WHAT IS ASKED. Every entry that follows should be repeated exactly; drop the images.

INPUT MATERIAL.
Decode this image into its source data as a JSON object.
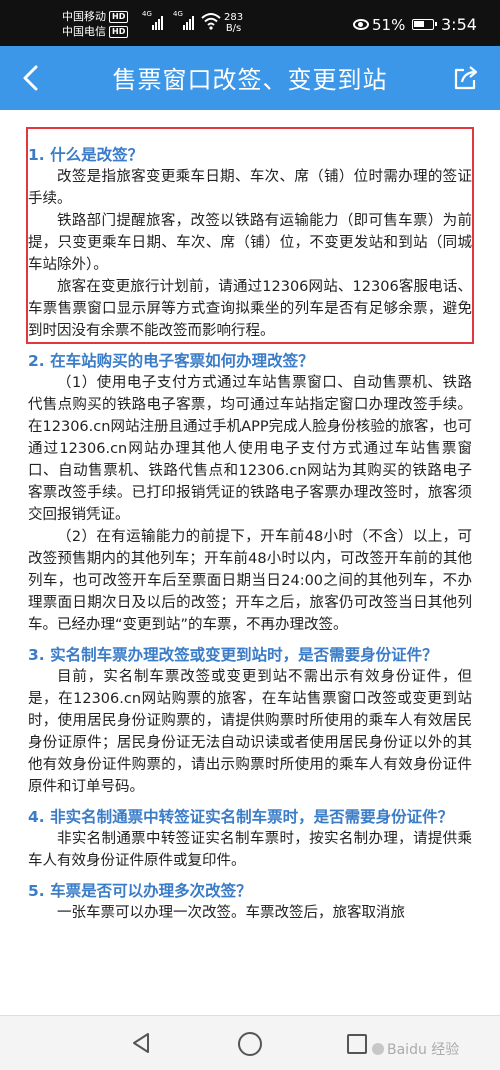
{
  "status_bar": {
    "carrier1": "中国移动",
    "carrier2": "中国电信",
    "hd": "HD",
    "signal_label": "4G",
    "net_speed": "283",
    "net_unit": "B/s",
    "battery": "51%",
    "time": "3:54"
  },
  "header": {
    "title": "售票窗口改签、变更到站"
  },
  "faq": [
    {
      "question": "1. 什么是改签？",
      "paragraphs": [
        "改签是指旅客变更乘车日期、车次、席（铺）位时需办理的签证手续。",
        "铁路部门提醒旅客，改签以铁路有运输能力（即可售车票）为前提，只变更乘车日期、车次、席（铺）位，不变更发站和到站（同城车站除外）。",
        "旅客在变更旅行计划前，请通过12306网站、12306客服电话、车票售票窗口显示屏等方式查询拟乘坐的列车是否有足够余票，避免到时因没有余票不能改签而影响行程。"
      ]
    },
    {
      "question": "2. 在车站购买的电子客票如何办理改签？",
      "paragraphs": [
        "（1）使用电子支付方式通过车站售票窗口、自动售票机、铁路代售点购买的铁路电子客票，均可通过车站指定窗口办理改签手续。在12306.cn网站注册且通过手机APP完成人脸身份核验的旅客，也可通过12306.cn网站办理其他人使用电子支付方式通过车站售票窗口、自动售票机、铁路代售点和12306.cn网站为其购买的铁路电子客票改签手续。已打印报销凭证的铁路电子客票办理改签时，旅客须交回报销凭证。",
        "（2）在有运输能力的前提下，开车前48小时（不含）以上，可改签预售期内的其他列车；开车前48小时以内，可改签开车前的其他列车，也可改签开车后至票面日期当日24:00之间的其他列车，不办理票面日期次日及以后的改签；开车之后，旅客仍可改签当日其他列车。已经办理“变更到站”的车票，不再办理改签。"
      ]
    },
    {
      "question": "3. 实名制车票办理改签或变更到站时，是否需要身份证件？",
      "paragraphs": [
        "目前，实名制车票改签或变更到站不需出示有效身份证件，但是，在12306.cn网站购票的旅客，在车站售票窗口改签或变更到站时，使用居民身份证购票的，请提供购票时所使用的乘车人有效居民身份证原件；居民身份证无法自动识读或者使用居民身份证以外的其他有效身份证件购票的，请出示购票时所使用的乘车人有效身份证件原件和订单号码。"
      ]
    },
    {
      "question": "4. 非实名制通票中转签证实名制车票时，是否需要身份证件？",
      "paragraphs": [
        "非实名制通票中转签证实名制车票时，按实名制办理，请提供乘车人有效身份证件原件或复印件。"
      ]
    },
    {
      "question": "5. 车票是否可以办理多次改签？",
      "paragraphs": [
        "一张车票可以办理一次改签。车票改签后，旅客取消旅"
      ]
    }
  ],
  "watermark": "Baidu 经验",
  "colors": {
    "title_bar": "#3c97e8",
    "question": "#3a7cc8",
    "highlight_border": "#e0383e"
  }
}
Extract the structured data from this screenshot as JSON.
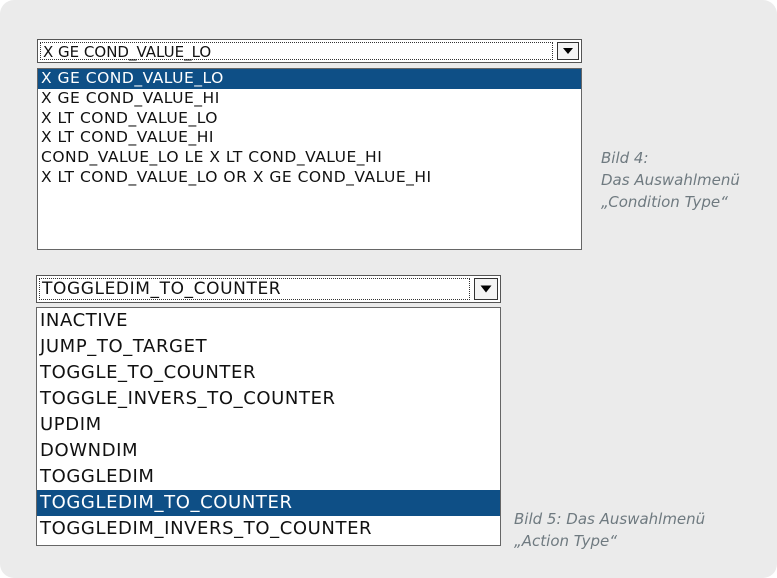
{
  "condition_dropdown": {
    "selected_value": "X GE COND_VALUE_LO",
    "options": [
      "X GE COND_VALUE_LO",
      "X GE COND_VALUE_HI",
      "X LT COND_VALUE_LO",
      "X LT COND_VALUE_HI",
      "COND_VALUE_LO LE X LT COND_VALUE_HI",
      "X LT COND_VALUE_LO OR X GE COND_VALUE_HI"
    ],
    "highlighted_index": 0
  },
  "action_dropdown": {
    "selected_value": "TOGGLEDIM_TO_COUNTER",
    "options": [
      "INACTIVE",
      "JUMP_TO_TARGET",
      "TOGGLE_TO_COUNTER",
      "TOGGLE_INVERS_TO_COUNTER",
      "UPDIM",
      "DOWNDIM",
      "TOGGLEDIM",
      "TOGGLEDIM_TO_COUNTER",
      "TOGGLEDIM_INVERS_TO_COUNTER"
    ],
    "highlighted_index": 7
  },
  "caption_condition": {
    "line1": "Bild 4:",
    "line2": "Das Auswahlmenü",
    "line3": "„Condition Type“"
  },
  "caption_action": {
    "line1": "Bild 5: Das Auswahlmenü",
    "line2": "„Action Type“"
  },
  "colors": {
    "panel_background": "#ebebeb",
    "selection_highlight": "#0e4f86",
    "caption_text": "#6f7a80"
  },
  "icons": {
    "dropdown_arrow": "chevron-down-icon"
  }
}
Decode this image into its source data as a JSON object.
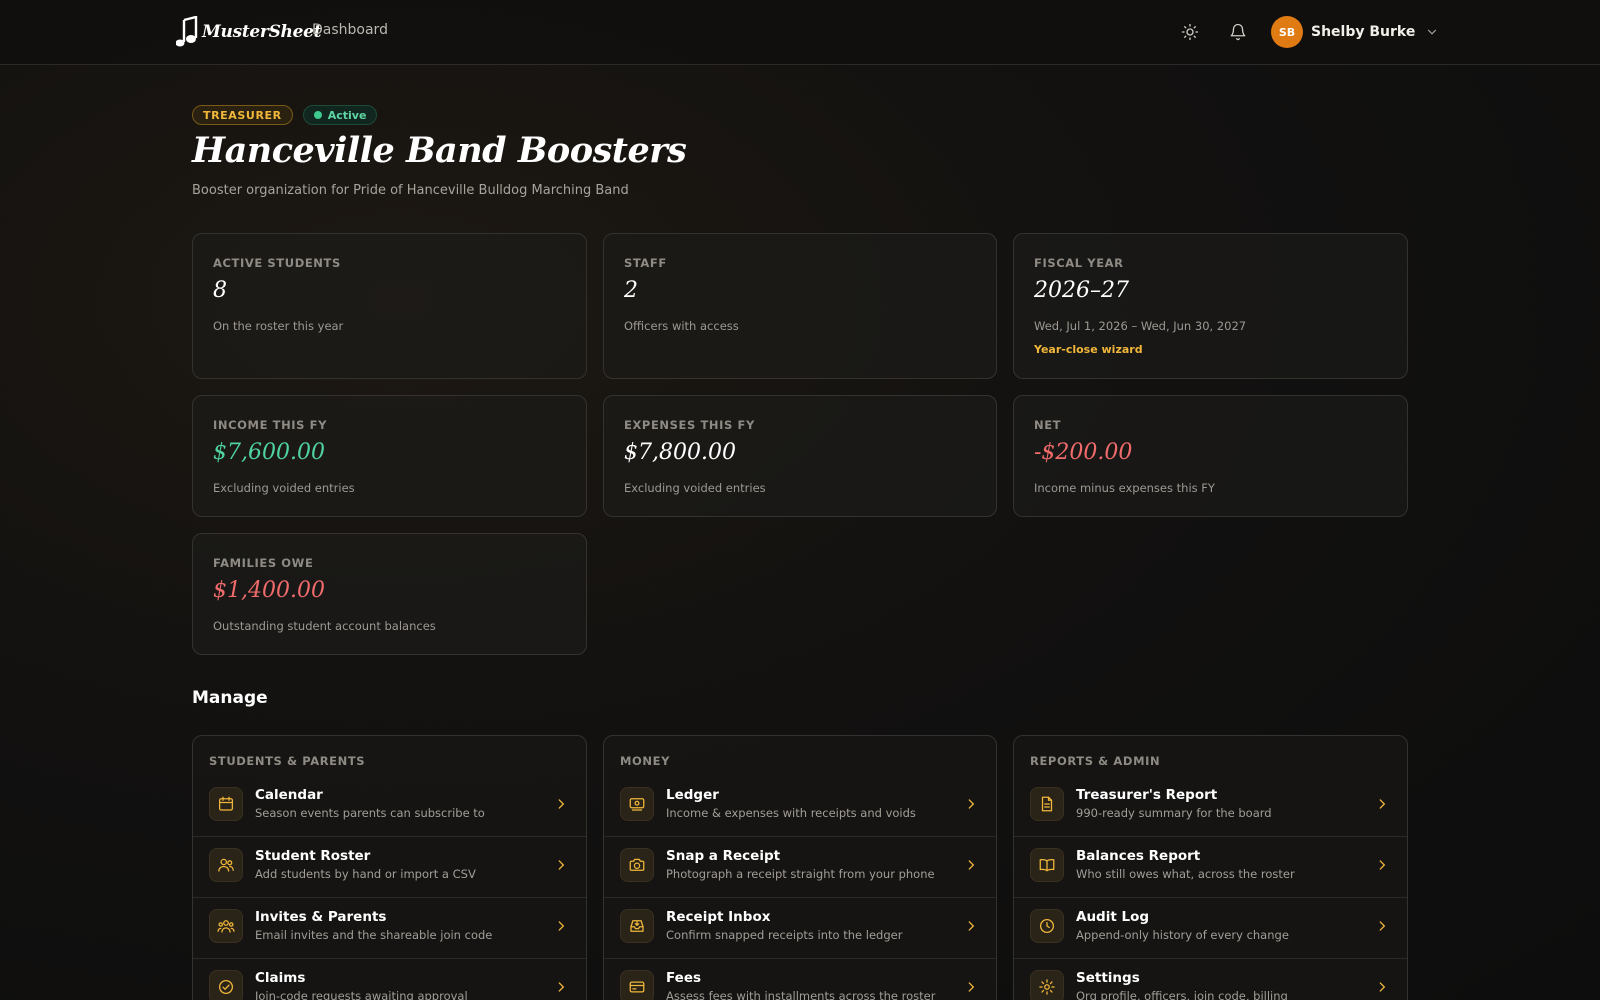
{
  "header": {
    "logo_text": "MusterSheet",
    "nav_dashboard": "Dashboard",
    "user": {
      "initials": "SB",
      "name": "Shelby Burke"
    },
    "icons": [
      "sun-icon",
      "bell-icon",
      "chevron-down-icon"
    ]
  },
  "hero": {
    "role_badge": "TREASURER",
    "status_badge": "Active",
    "title": "Hanceville Band Boosters",
    "subtitle": "Booster organization for Pride of Hanceville Bulldog Marching Band"
  },
  "stats": {
    "active_students": {
      "label": "ACTIVE STUDENTS",
      "value": "8",
      "note": "On the roster this year"
    },
    "staff": {
      "label": "STAFF",
      "value": "2",
      "note": "Officers with access"
    },
    "fiscal_year": {
      "label": "FISCAL YEAR",
      "value": "2026–27",
      "note": "Wed, Jul 1, 2026 – Wed, Jun 30, 2027",
      "link": "Year-close wizard"
    },
    "income": {
      "label": "INCOME THIS FY",
      "value": "$7,600.00",
      "note": "Excluding voided entries"
    },
    "expenses": {
      "label": "EXPENSES THIS FY",
      "value": "$7,800.00",
      "note": "Excluding voided entries"
    },
    "net": {
      "label": "NET",
      "value": "-$200.00",
      "note": "Income minus expenses this FY"
    },
    "families_owe": {
      "label": "FAMILIES OWE",
      "value": "$1,400.00",
      "note": "Outstanding student account balances"
    }
  },
  "manage": {
    "title": "Manage",
    "students": {
      "heading": "STUDENTS & PARENTS",
      "items": [
        {
          "title": "Calendar",
          "desc": "Season events parents can subscribe to",
          "icon": "calendar-icon"
        },
        {
          "title": "Student Roster",
          "desc": "Add students by hand or import a CSV",
          "icon": "users-icon"
        },
        {
          "title": "Invites & Parents",
          "desc": "Email invites and the shareable join code",
          "icon": "group-icon"
        },
        {
          "title": "Claims",
          "desc": "Join-code requests awaiting approval",
          "icon": "check-circle-icon"
        }
      ]
    },
    "money": {
      "heading": "MONEY",
      "items": [
        {
          "title": "Ledger",
          "desc": "Income & expenses with receipts and voids",
          "icon": "ledger-icon"
        },
        {
          "title": "Snap a Receipt",
          "desc": "Photograph a receipt straight from your phone",
          "icon": "camera-icon"
        },
        {
          "title": "Receipt Inbox",
          "desc": "Confirm snapped receipts into the ledger",
          "icon": "inbox-icon"
        },
        {
          "title": "Fees",
          "desc": "Assess fees with installments across the roster",
          "icon": "credit-card-icon"
        }
      ]
    },
    "reports": {
      "heading": "REPORTS & ADMIN",
      "items": [
        {
          "title": "Treasurer's Report",
          "desc": "990-ready summary for the board",
          "icon": "document-icon"
        },
        {
          "title": "Balances Report",
          "desc": "Who still owes what, across the roster",
          "icon": "book-icon"
        },
        {
          "title": "Audit Log",
          "desc": "Append-only history of every change",
          "icon": "clock-icon"
        },
        {
          "title": "Settings",
          "desc": "Org profile, officers, join code, billing",
          "icon": "gear-icon"
        }
      ]
    }
  },
  "colors": {
    "accent": "#f0b73a",
    "positive": "#4fd3a0",
    "negative": "#f06b6b",
    "avatar": "#e07a12"
  }
}
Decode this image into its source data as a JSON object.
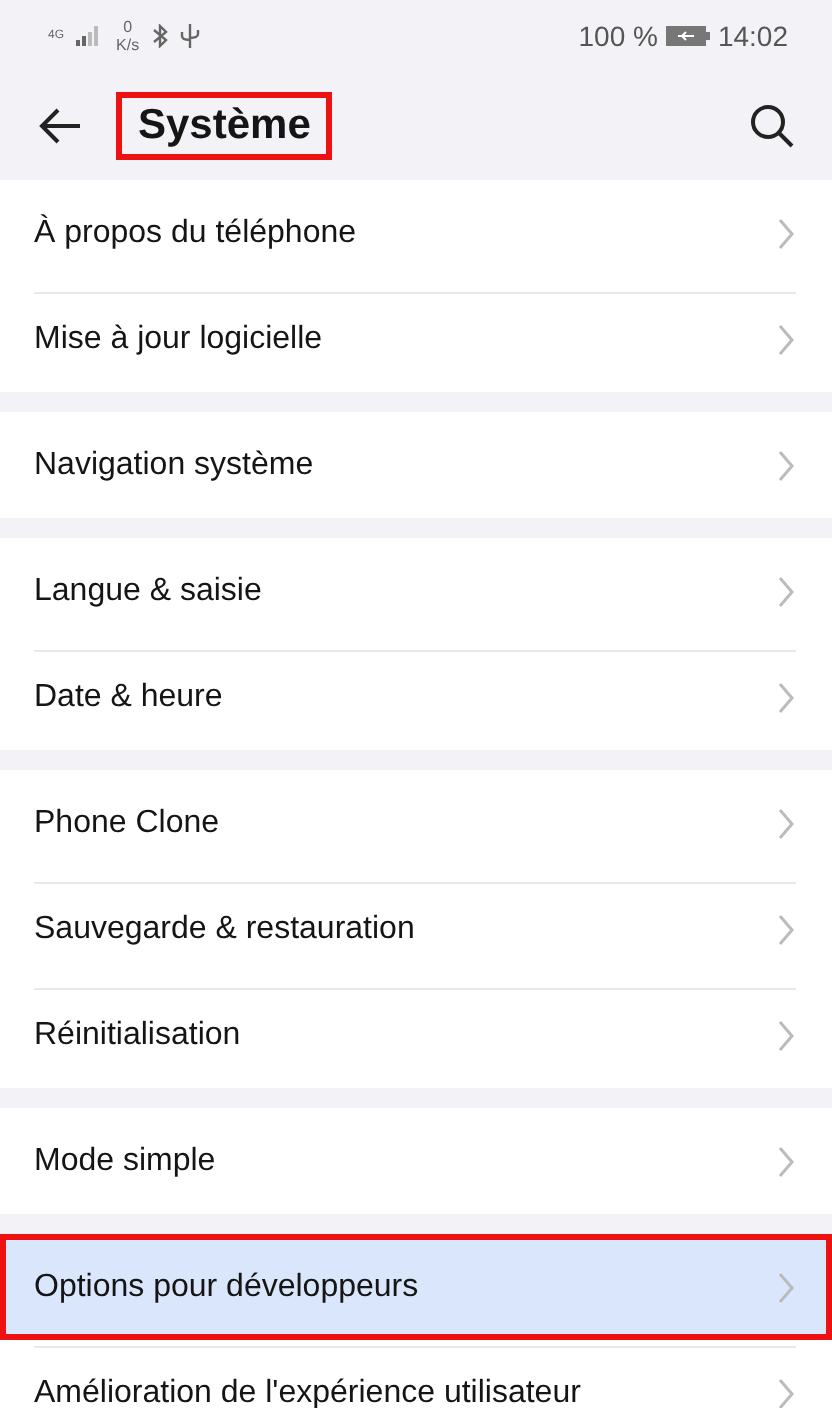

SOLUTION.
Decode this image into its source data as a JSON object.
{
  "status_bar": {
    "carrier1": "中国移动",
    "carrier2": "中国电信",
    "hd": "HD",
    "signal_label": "4G",
    "net_speed": "283",
    "net_unit": "B/s",
    "battery": "51%",
    "time": "3:54"
  },
  "header": {
    "title": "售票窗口改签、变更到站"
  },
  "faq": [
    {
      "question": "1. 什么是改签？",
      "paragraphs": [
        "改签是指旅客变更乘车日期、车次、席（铺）位时需办理的签证手续。",
        "铁路部门提醒旅客，改签以铁路有运输能力（即可售车票）为前提，只变更乘车日期、车次、席（铺）位，不变更发站和到站（同城车站除外）。",
        "旅客在变更旅行计划前，请通过12306网站、12306客服电话、车票售票窗口显示屏等方式查询拟乘坐的列车是否有足够余票，避免到时因没有余票不能改签而影响行程。"
      ]
    },
    {
      "question": "2. 在车站购买的电子客票如何办理改签？",
      "paragraphs": [
        "（1）使用电子支付方式通过车站售票窗口、自动售票机、铁路代售点购买的铁路电子客票，均可通过车站指定窗口办理改签手续。在12306.cn网站注册且通过手机APP完成人脸身份核验的旅客，也可通过12306.cn网站办理其他人使用电子支付方式通过车站售票窗口、自动售票机、铁路代售点和12306.cn网站为其购买的铁路电子客票改签手续。已打印报销凭证的铁路电子客票办理改签时，旅客须交回报销凭证。",
        "（2）在有运输能力的前提下，开车前48小时（不含）以上，可改签预售期内的其他列车；开车前48小时以内，可改签开车前的其他列车，也可改签开车后至票面日期当日24:00之间的其他列车，不办理票面日期次日及以后的改签；开车之后，旅客仍可改签当日其他列车。已经办理“变更到站”的车票，不再办理改签。"
      ]
    },
    {
      "question": "3. 实名制车票办理改签或变更到站时，是否需要身份证件？",
      "paragraphs": [
        "目前，实名制车票改签或变更到站不需出示有效身份证件，但是，在12306.cn网站购票的旅客，在车站售票窗口改签或变更到站时，使用居民身份证购票的，请提供购票时所使用的乘车人有效居民身份证原件；居民身份证无法自动识读或者使用居民身份证以外的其他有效身份证件购票的，请出示购票时所使用的乘车人有效身份证件原件和订单号码。"
      ]
    },
    {
      "question": "4. 非实名制通票中转签证实名制车票时，是否需要身份证件？",
      "paragraphs": [
        "非实名制通票中转签证实名制车票时，按实名制办理，请提供乘车人有效身份证件原件或复印件。"
      ]
    },
    {
      "question": "5. 车票是否可以办理多次改签？",
      "paragraphs": [
        "一张车票可以办理一次改签。车票改签后，旅客取消旅"
      ]
    }
  ],
  "watermark": "Baidu 经验",
  "colors": {
    "title_bar": "#3c97e8",
    "question": "#3a7cc8",
    "highlight_border": "#e0383e"
  }
}
Extract the structured data from this screenshot as JSON.
{
  "condition_dropdown": {
    "selected_value": "X GE COND_VALUE_LO",
    "options": [
      "X GE COND_VALUE_LO",
      "X GE COND_VALUE_HI",
      "X LT COND_VALUE_LO",
      "X LT COND_VALUE_HI",
      "COND_VALUE_LO LE X LT COND_VALUE_HI",
      "X LT COND_VALUE_LO OR X GE COND_VALUE_HI"
    ],
    "highlighted_index": 0
  },
  "action_dropdown": {
    "selected_value": "TOGGLEDIM_TO_COUNTER",
    "options": [
      "INACTIVE",
      "JUMP_TO_TARGET",
      "TOGGLE_TO_COUNTER",
      "TOGGLE_INVERS_TO_COUNTER",
      "UPDIM",
      "DOWNDIM",
      "TOGGLEDIM",
      "TOGGLEDIM_TO_COUNTER",
      "TOGGLEDIM_INVERS_TO_COUNTER"
    ],
    "highlighted_index": 7
  },
  "caption_condition": {
    "line1": "Bild 4:",
    "line2": "Das Auswahlmenü",
    "line3": "„Condition Type“"
  },
  "caption_action": {
    "line1": "Bild 5: Das Auswahlmenü",
    "line2": "„Action Type“"
  },
  "colors": {
    "panel_background": "#ebebeb",
    "selection_highlight": "#0e4f86",
    "caption_text": "#6f7a80"
  },
  "icons": {
    "dropdown_arrow": "chevron-down-icon"
  }
}
Decode this image into its source data as a JSON object.
{
  "header": {
    "logo_text": "MusterSheet",
    "nav_dashboard": "Dashboard",
    "user": {
      "initials": "SB",
      "name": "Shelby Burke"
    },
    "icons": [
      "sun-icon",
      "bell-icon",
      "chevron-down-icon"
    ]
  },
  "hero": {
    "role_badge": "TREASURER",
    "status_badge": "Active",
    "title": "Hanceville Band Boosters",
    "subtitle": "Booster organization for Pride of Hanceville Bulldog Marching Band"
  },
  "stats": {
    "active_students": {
      "label": "ACTIVE STUDENTS",
      "value": "8",
      "note": "On the roster this year"
    },
    "staff": {
      "label": "STAFF",
      "value": "2",
      "note": "Officers with access"
    },
    "fiscal_year": {
      "label": "FISCAL YEAR",
      "value": "2026–27",
      "note": "Wed, Jul 1, 2026 – Wed, Jun 30, 2027",
      "link": "Year-close wizard"
    },
    "income": {
      "label": "INCOME THIS FY",
      "value": "$7,600.00",
      "note": "Excluding voided entries"
    },
    "expenses": {
      "label": "EXPENSES THIS FY",
      "value": "$7,800.00",
      "note": "Excluding voided entries"
    },
    "net": {
      "label": "NET",
      "value": "-$200.00",
      "note": "Income minus expenses this FY"
    },
    "families_owe": {
      "label": "FAMILIES OWE",
      "value": "$1,400.00",
      "note": "Outstanding student account balances"
    }
  },
  "manage": {
    "title": "Manage",
    "students": {
      "heading": "STUDENTS & PARENTS",
      "items": [
        {
          "title": "Calendar",
          "desc": "Season events parents can subscribe to",
          "icon": "calendar-icon"
        },
        {
          "title": "Student Roster",
          "desc": "Add students by hand or import a CSV",
          "icon": "users-icon"
        },
        {
          "title": "Invites & Parents",
          "desc": "Email invites and the shareable join code",
          "icon": "group-icon"
        },
        {
          "title": "Claims",
          "desc": "Join-code requests awaiting approval",
          "icon": "check-circle-icon"
        }
      ]
    },
    "money": {
      "heading": "MONEY",
      "items": [
        {
          "title": "Ledger",
          "desc": "Income & expenses with receipts and voids",
          "icon": "ledger-icon"
        },
        {
          "title": "Snap a Receipt",
          "desc": "Photograph a receipt straight from your phone",
          "icon": "camera-icon"
        },
        {
          "title": "Receipt Inbox",
          "desc": "Confirm snapped receipts into the ledger",
          "icon": "inbox-icon"
        },
        {
          "title": "Fees",
          "desc": "Assess fees with installments across the roster",
          "icon": "credit-card-icon"
        }
      ]
    },
    "reports": {
      "heading": "REPORTS & ADMIN",
      "items": [
        {
          "title": "Treasurer's Report",
          "desc": "990-ready summary for the board",
          "icon": "document-icon"
        },
        {
          "title": "Balances Report",
          "desc": "Who still owes what, across the roster",
          "icon": "book-icon"
        },
        {
          "title": "Audit Log",
          "desc": "Append-only history of every change",
          "icon": "clock-icon"
        },
        {
          "title": "Settings",
          "desc": "Org profile, officers, join code, billing",
          "icon": "gear-icon"
        }
      ]
    }
  },
  "colors": {
    "accent": "#f0b73a",
    "positive": "#4fd3a0",
    "negative": "#f06b6b",
    "avatar": "#e07a12"
  }
}
Decode this image into its source data as a JSON object.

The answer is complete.